→ **Information given**
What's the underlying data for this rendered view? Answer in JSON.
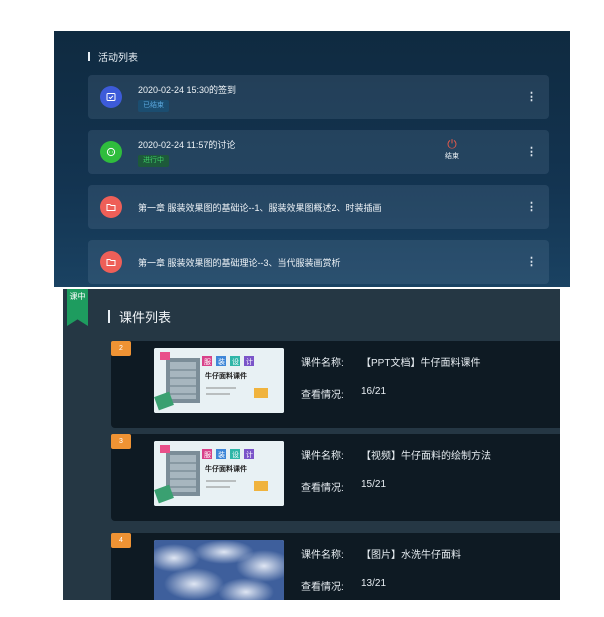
{
  "activities": {
    "title": "活动列表",
    "items": [
      {
        "icon": "checkin-icon",
        "title": "2020-02-24 15:30的签到",
        "status": "已结束",
        "color": "#3d5bd9"
      },
      {
        "icon": "discussion-icon",
        "title": "2020-02-24 11:57的讨论",
        "status": "进行中",
        "color": "#2fbd3d",
        "end_label": "结束"
      },
      {
        "icon": "folder-icon",
        "title": "第一章 服装效果图的基础论--1、服装效果图概述2、时装插画",
        "color": "#ee5f58"
      },
      {
        "icon": "folder-icon",
        "title": "第一章 服装效果图的基础理论--3、当代服装画赏析",
        "color": "#ee5f58"
      }
    ]
  },
  "courseware": {
    "ribbon": "课中",
    "title": "课件列表",
    "name_label": "课件名称:",
    "view_label": "查看情况:",
    "items": [
      {
        "index": "2",
        "name": "【PPT文档】牛仔面料课件",
        "views": "16/21",
        "thumb": "ppt",
        "thumb_tiles": [
          "服",
          "装",
          "设",
          "计"
        ],
        "thumb_caption": "牛仔面料课件"
      },
      {
        "index": "3",
        "name": "【视频】牛仔面料的绘制方法",
        "views": "15/21",
        "thumb": "ppt",
        "thumb_tiles": [
          "服",
          "装",
          "设",
          "计"
        ],
        "thumb_caption": "牛仔面料课件"
      },
      {
        "index": "4",
        "name": "【图片】水洗牛仔面料",
        "views": "13/21",
        "thumb": "denim"
      }
    ]
  }
}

→ **Exercise**
Quote each line of the listing exactly, but leave the pictures out.

→ **Reply to the exercise**
What's the underlying data for this rendered view? Answer in JSON.
{
  "activities": {
    "title": "活动列表",
    "items": [
      {
        "icon": "checkin-icon",
        "title": "2020-02-24 15:30的签到",
        "status": "已结束",
        "color": "#3d5bd9"
      },
      {
        "icon": "discussion-icon",
        "title": "2020-02-24 11:57的讨论",
        "status": "进行中",
        "color": "#2fbd3d",
        "end_label": "结束"
      },
      {
        "icon": "folder-icon",
        "title": "第一章 服装效果图的基础论--1、服装效果图概述2、时装插画",
        "color": "#ee5f58"
      },
      {
        "icon": "folder-icon",
        "title": "第一章 服装效果图的基础理论--3、当代服装画赏析",
        "color": "#ee5f58"
      }
    ]
  },
  "courseware": {
    "ribbon": "课中",
    "title": "课件列表",
    "name_label": "课件名称:",
    "view_label": "查看情况:",
    "items": [
      {
        "index": "2",
        "name": "【PPT文档】牛仔面料课件",
        "views": "16/21",
        "thumb": "ppt",
        "thumb_tiles": [
          "服",
          "装",
          "设",
          "计"
        ],
        "thumb_caption": "牛仔面料课件"
      },
      {
        "index": "3",
        "name": "【视频】牛仔面料的绘制方法",
        "views": "15/21",
        "thumb": "ppt",
        "thumb_tiles": [
          "服",
          "装",
          "设",
          "计"
        ],
        "thumb_caption": "牛仔面料课件"
      },
      {
        "index": "4",
        "name": "【图片】水洗牛仔面料",
        "views": "13/21",
        "thumb": "denim"
      }
    ]
  }
}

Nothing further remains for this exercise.